▼

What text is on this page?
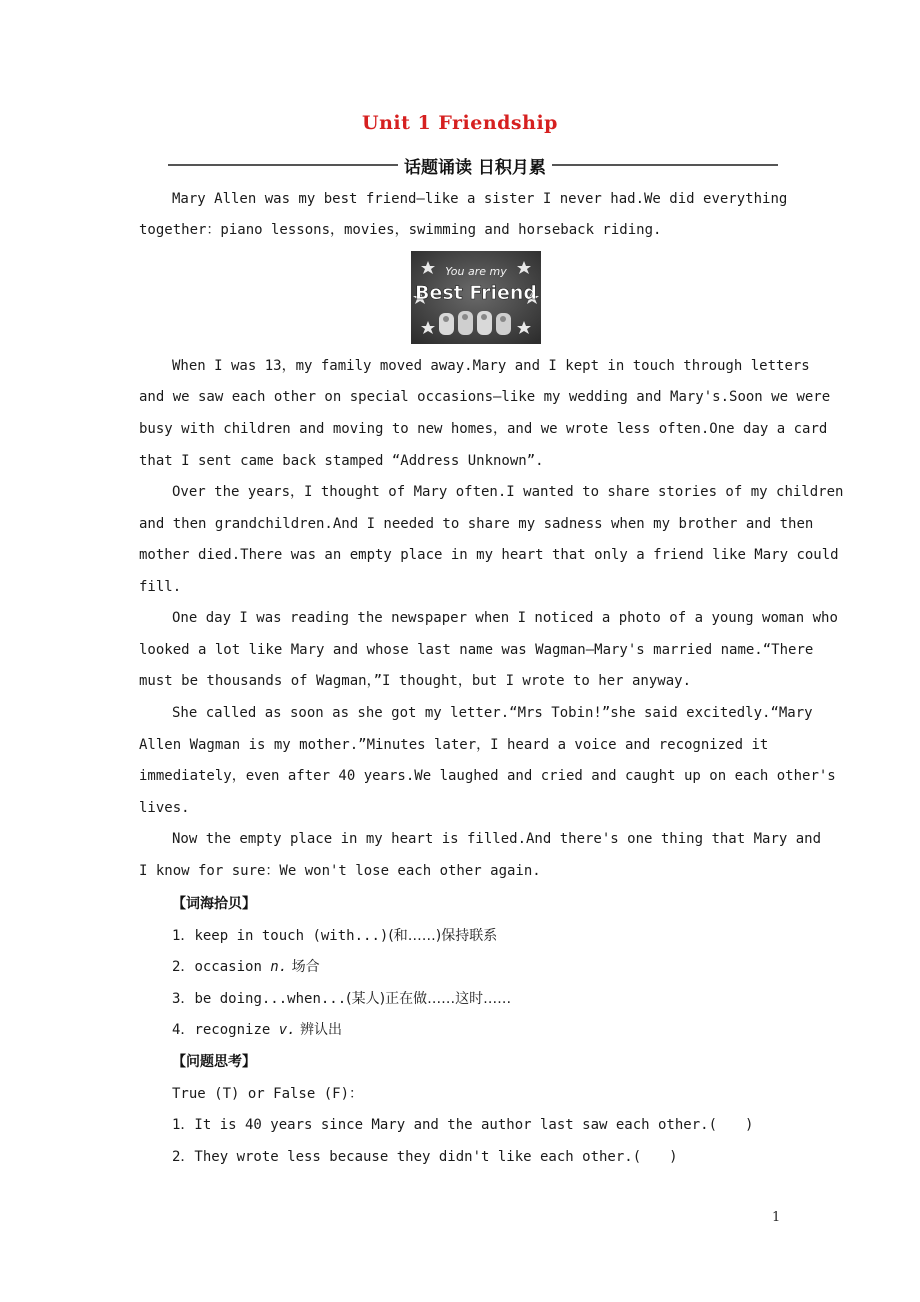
Unit 1 Friendship
话题诵读 日积月累
Mary Allen was my best friend—like a sister I never had.We did everything
together：piano lessons，movies，swimming and horseback riding.
You are my
Best Friend
When I was 13，my family moved away.Mary and I kept in touch through letters
and we saw each other on special occasions—like my wedding and Mary's.Soon we were
busy with children and moving to new homes，and we wrote less often.One day a card
that I sent came back stamped “Address Unknown”.
Over the years，I thought of Mary often.I wanted to share stories of my children
and then grandchildren.And I needed to share my sadness when my brother and then
mother died.There was an empty place in my heart that only a friend like Mary could
fill.
One day I was reading the newspaper when I noticed a photo of a young woman who
looked a lot like Mary and whose last name was Wagman—Mary's married name.“There
must be thousands of Wagman，”I thought，but I wrote to her anyway.
She called as soon as she got my letter.“Mrs Tobin!”she said excitedly.“Mary
Allen Wagman is my mother.”Minutes later，I heard a voice and recognized it
immediately，even after 40 years.We laughed and cried and caught up on each other's
lives.
Now the empty place in my heart is filled.And there's one thing that Mary and
I know for sure：We won't lose each other again.
【词海拾贝】
1．keep in touch (with...)(和……)保持联系
2．occasion n. 场合
3．be doing...when...(某人)正在做……这时……
4．recognize v. 辨认出
【问题思考】
True (T) or False (F)：
1．It is 40 years since Mary and the author last saw each other.(　　)
2．They wrote less because they didn't like each other.(　　)
1
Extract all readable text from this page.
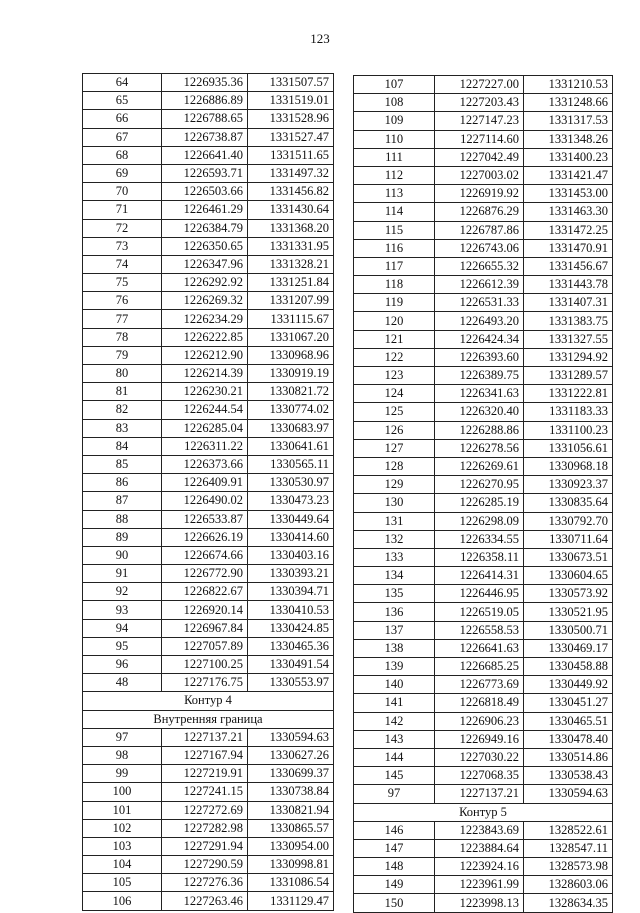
123
64	1226935.36	1331507.57
65	1226886.89	1331519.01
66	1226788.65	1331528.96
67	1226738.87	1331527.47
68	1226641.40	1331511.65
69	1226593.71	1331497.32
70	1226503.66	1331456.82
71	1226461.29	1331430.64
72	1226384.79	1331368.20
73	1226350.65	1331331.95
74	1226347.96	1331328.21
75	1226292.92	1331251.84
76	1226269.32	1331207.99
77	1226234.29	1331115.67
78	1226222.85	1331067.20
79	1226212.90	1330968.96
80	1226214.39	1330919.19
81	1226230.21	1330821.72
82	1226244.54	1330774.02
83	1226285.04	1330683.97
84	1226311.22	1330641.61
85	1226373.66	1330565.11
86	1226409.91	1330530.97
87	1226490.02	1330473.23
88	1226533.87	1330449.64
89	1226626.19	1330414.60
90	1226674.66	1330403.16
91	1226772.90	1330393.21
92	1226822.67	1330394.71
93	1226920.14	1330410.53
94	1226967.84	1330424.85
95	1227057.89	1330465.36
96	1227100.25	1330491.54
48	1227176.75	1330553.97
Контур 4		
Внутренняя граница		
97	1227137.21	1330594.63
98	1227167.94	1330627.26
99	1227219.91	1330699.37
100	1227241.15	1330738.84
101	1227272.69	1330821.94
102	1227282.98	1330865.57
103	1227291.94	1330954.00
104	1227290.59	1330998.81
105	1227276.36	1331086.54
106	1227263.46	1331129.47
107	1227227.00	1331210.53
108	1227203.43	1331248.66
109	1227147.23	1331317.53
110	1227114.60	1331348.26
111	1227042.49	1331400.23
112	1227003.02	1331421.47
113	1226919.92	1331453.00
114	1226876.29	1331463.30
115	1226787.86	1331472.25
116	1226743.06	1331470.91
117	1226655.32	1331456.67
118	1226612.39	1331443.78
119	1226531.33	1331407.31
120	1226493.20	1331383.75
121	1226424.34	1331327.55
122	1226393.60	1331294.92
123	1226389.75	1331289.57
124	1226341.63	1331222.81
125	1226320.40	1331183.33
126	1226288.86	1331100.23
127	1226278.56	1331056.61
128	1226269.61	1330968.18
129	1226270.95	1330923.37
130	1226285.19	1330835.64
131	1226298.09	1330792.70
132	1226334.55	1330711.64
133	1226358.11	1330673.51
134	1226414.31	1330604.65
135	1226446.95	1330573.92
136	1226519.05	1330521.95
137	1226558.53	1330500.71
138	1226641.63	1330469.17
139	1226685.25	1330458.88
140	1226773.69	1330449.92
141	1226818.49	1330451.27
142	1226906.23	1330465.51
143	1226949.16	1330478.40
144	1227030.22	1330514.86
145	1227068.35	1330538.43
97	1227137.21	1330594.63
Контур 5		
146	1223843.69	1328522.61
147	1223884.64	1328547.11
148	1223924.16	1328573.98
149	1223961.99	1328603.06
150	1223998.13	1328634.35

▲

▶ [WRITTEN PROBLEM]
Copy whichever lines in the listing above contain the word "last".

▶ [EXERCISE ANSWER]
looked a lot like Mary and whose last name was Wagman—Mary's married name.“There
1．It is 40 years since Mary and the author last saw each other.(　　)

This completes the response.